··· Records for the exercise

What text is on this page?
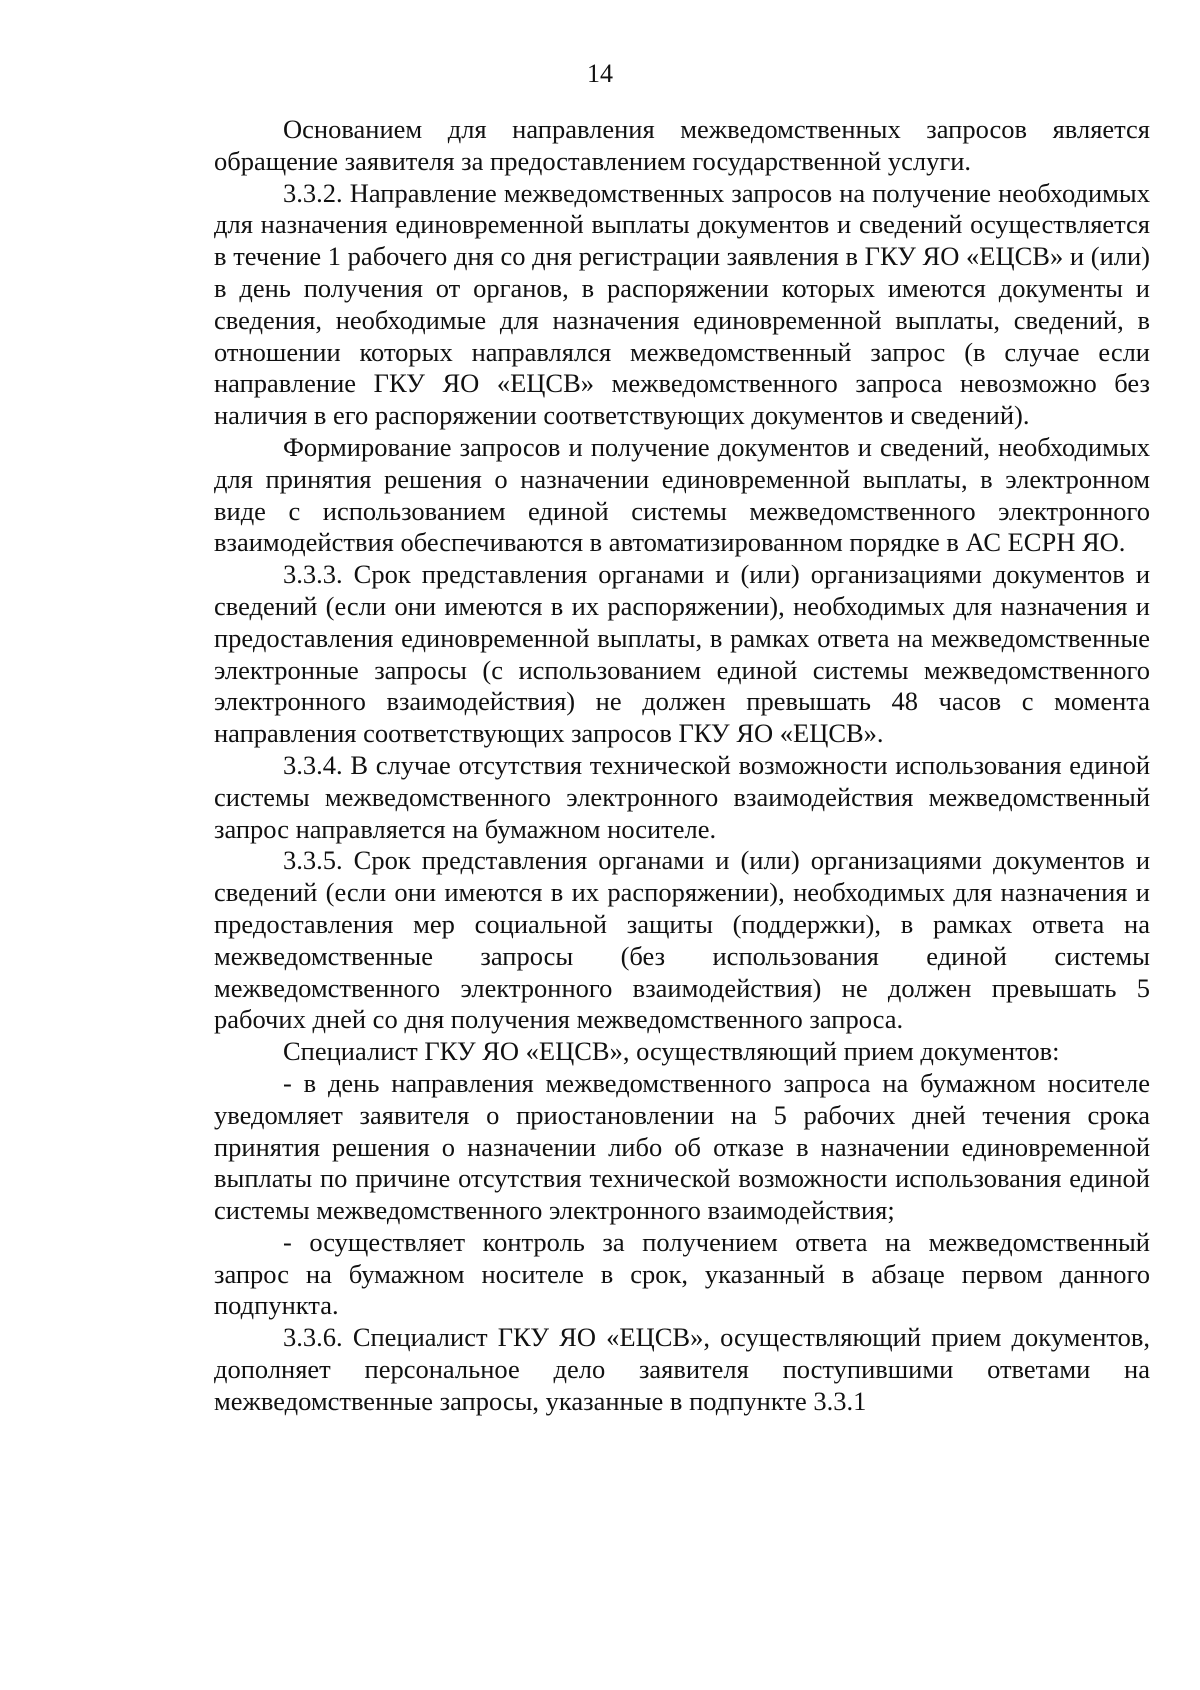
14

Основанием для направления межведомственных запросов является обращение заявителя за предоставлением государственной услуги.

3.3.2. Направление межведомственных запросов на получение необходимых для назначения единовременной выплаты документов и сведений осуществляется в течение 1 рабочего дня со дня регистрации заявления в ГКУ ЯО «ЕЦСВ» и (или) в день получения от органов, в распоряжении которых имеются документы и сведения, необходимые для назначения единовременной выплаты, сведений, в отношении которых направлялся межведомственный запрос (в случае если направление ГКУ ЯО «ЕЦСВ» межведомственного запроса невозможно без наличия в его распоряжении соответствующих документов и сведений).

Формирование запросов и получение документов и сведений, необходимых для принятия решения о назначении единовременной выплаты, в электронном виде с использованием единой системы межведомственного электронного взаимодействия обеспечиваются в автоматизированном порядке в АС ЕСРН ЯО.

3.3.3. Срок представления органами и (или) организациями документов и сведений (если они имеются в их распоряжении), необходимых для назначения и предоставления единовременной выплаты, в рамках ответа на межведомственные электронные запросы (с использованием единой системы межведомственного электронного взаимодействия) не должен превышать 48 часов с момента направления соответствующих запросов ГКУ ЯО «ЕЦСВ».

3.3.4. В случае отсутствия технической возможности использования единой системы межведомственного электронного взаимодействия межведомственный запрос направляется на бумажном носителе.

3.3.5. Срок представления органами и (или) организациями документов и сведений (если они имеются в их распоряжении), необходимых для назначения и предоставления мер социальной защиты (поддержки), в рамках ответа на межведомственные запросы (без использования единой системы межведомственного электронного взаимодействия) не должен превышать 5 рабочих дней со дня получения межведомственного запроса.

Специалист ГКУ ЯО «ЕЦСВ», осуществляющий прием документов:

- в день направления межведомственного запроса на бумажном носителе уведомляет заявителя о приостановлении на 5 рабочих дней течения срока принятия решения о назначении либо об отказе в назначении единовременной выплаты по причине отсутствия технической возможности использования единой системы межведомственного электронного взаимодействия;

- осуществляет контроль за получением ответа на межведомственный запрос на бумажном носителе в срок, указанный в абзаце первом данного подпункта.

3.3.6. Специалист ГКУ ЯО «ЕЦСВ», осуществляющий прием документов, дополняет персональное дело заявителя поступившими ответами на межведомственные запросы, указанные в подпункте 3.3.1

······

● **Task to carry out**:
Go through the listing above and return every line where the word "запроса" occurs.

● **Worked solution**:
3.3.2. Направление межведомственных запросов на получение необходимых для назначения единовременной выплаты документов и сведений осуществляется в течение 1 рабочего дня со дня регистрации заявления в ГКУ ЯО «ЕЦСВ» и (или) в день получения от органов, в распоряжении которых имеются документы и сведения, необходимые для назначения единовременной выплаты, сведений, в отношении которых направлялся межведомственный запрос (в случае если направление ГКУ ЯО «ЕЦСВ» межведомственного запроса невозможно без наличия в его распоряжении соответствующих документов и сведений).
3.3.5. Срок представления органами и (или) организациями документов и сведений (если они имеются в их распоряжении), необходимых для назначения и предоставления мер социальной защиты (поддержки), в рамках ответа на межведомственные запросы (без использования единой системы межведомственного электронного взаимодействия) не должен превышать 5 рабочих дней со дня получения межведомственного запроса.
- в день направления межведомственного запроса на бумажном носителе уведомляет заявителя о приостановлении на 5 рабочих дней течения срока принятия решения о назначении либо об отказе в назначении единовременной выплаты по причине отсутствия технической возможности использования единой системы межведомственного электронного взаимодействия;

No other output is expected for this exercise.